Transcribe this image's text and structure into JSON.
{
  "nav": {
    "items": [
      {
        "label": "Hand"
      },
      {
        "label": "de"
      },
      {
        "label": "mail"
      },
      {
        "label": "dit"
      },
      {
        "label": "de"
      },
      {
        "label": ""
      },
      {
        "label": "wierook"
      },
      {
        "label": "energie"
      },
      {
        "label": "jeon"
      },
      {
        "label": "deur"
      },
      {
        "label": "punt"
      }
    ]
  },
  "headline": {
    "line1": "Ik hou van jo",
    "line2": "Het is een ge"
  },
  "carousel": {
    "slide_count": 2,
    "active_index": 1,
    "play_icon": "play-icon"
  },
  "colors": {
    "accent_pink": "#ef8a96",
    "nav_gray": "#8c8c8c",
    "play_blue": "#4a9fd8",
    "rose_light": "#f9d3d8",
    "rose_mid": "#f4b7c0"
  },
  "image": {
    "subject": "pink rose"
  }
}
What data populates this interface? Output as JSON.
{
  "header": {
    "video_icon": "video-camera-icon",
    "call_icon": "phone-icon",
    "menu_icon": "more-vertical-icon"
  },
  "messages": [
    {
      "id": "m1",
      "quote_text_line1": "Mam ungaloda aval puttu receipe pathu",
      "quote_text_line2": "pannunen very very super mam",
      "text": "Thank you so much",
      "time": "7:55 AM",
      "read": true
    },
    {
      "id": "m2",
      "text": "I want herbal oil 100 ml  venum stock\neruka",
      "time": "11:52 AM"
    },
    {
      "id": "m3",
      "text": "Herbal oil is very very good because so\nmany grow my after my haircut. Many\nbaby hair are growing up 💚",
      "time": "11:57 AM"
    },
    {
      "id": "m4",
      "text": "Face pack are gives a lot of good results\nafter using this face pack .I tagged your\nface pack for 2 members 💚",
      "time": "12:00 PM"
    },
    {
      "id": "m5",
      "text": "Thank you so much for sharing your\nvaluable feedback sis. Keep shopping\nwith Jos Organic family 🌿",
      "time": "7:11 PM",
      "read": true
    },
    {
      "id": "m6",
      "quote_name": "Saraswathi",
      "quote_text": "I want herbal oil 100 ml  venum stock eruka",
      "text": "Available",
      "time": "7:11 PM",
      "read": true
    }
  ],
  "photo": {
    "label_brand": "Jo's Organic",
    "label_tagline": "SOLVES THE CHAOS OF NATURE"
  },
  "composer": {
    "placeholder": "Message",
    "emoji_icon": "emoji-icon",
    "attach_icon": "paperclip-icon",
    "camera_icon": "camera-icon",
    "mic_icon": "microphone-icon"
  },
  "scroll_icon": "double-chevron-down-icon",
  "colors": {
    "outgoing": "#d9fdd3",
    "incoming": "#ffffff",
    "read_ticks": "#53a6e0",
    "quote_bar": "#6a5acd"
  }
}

- What needs to be done: Extract every line from the one containing "What data populates" to the end of the entries, including both of those lines, exactly as given and with nothing added.

- Result of the exercise:
What data populates this interface? Output as JSON.
{
  "header": {
    "video_icon": "video-camera-icon",
    "call_icon": "phone-icon",
    "menu_icon": "more-vertical-icon"
  },
  "messages": [
    {
      "id": "m1",
      "quote_text_line1": "Mam ungaloda aval puttu receipe pathu",
      "quote_text_line2": "pannunen very very super mam",
      "text": "Thank you so much",
      "time": "7:55 AM",
      "read": true
    },
    {
      "id": "m2",
      "text": "I want herbal oil 100 ml  venum stock\neruka",
      "time": "11:52 AM"
    },
    {
      "id": "m3",
      "text": "Herbal oil is very very good because so\nmany grow my after my haircut. Many\nbaby hair are growing up 💚",
      "time": "11:57 AM"
    },
    {
      "id": "m4",
      "text": "Face pack are gives a lot of good results\nafter using this face pack .I tagged your\nface pack for 2 members 💚",
      "time": "12:00 PM"
    },
    {
      "id": "m5",
      "text": "Thank you so much for sharing your\nvaluable feedback sis. Keep shopping\nwith Jos Organic family 🌿",
      "time": "7:11 PM",
      "read": true
    },
    {
      "id": "m6",
      "quote_name": "Saraswathi",
      "quote_text": "I want herbal oil 100 ml  venum stock eruka",
      "text": "Available",
      "time": "7:11 PM",
      "read": true
    }
  ],
  "photo": {
    "label_brand": "Jo's Organic",
    "label_tagline": "SOLVES THE CHAOS OF NATURE"
  },
  "composer": {
    "placeholder": "Message",
    "emoji_icon": "emoji-icon",
    "attach_icon": "paperclip-icon",
    "camera_icon": "camera-icon",
    "mic_icon": "microphone-icon"
  },
  "scroll_icon": "double-chevron-down-icon",
  "colors": {
    "outgoing": "#d9fdd3",
    "incoming": "#ffffff",
    "read_ticks": "#53a6e0",
    "quote_bar": "#6a5acd"
  }
}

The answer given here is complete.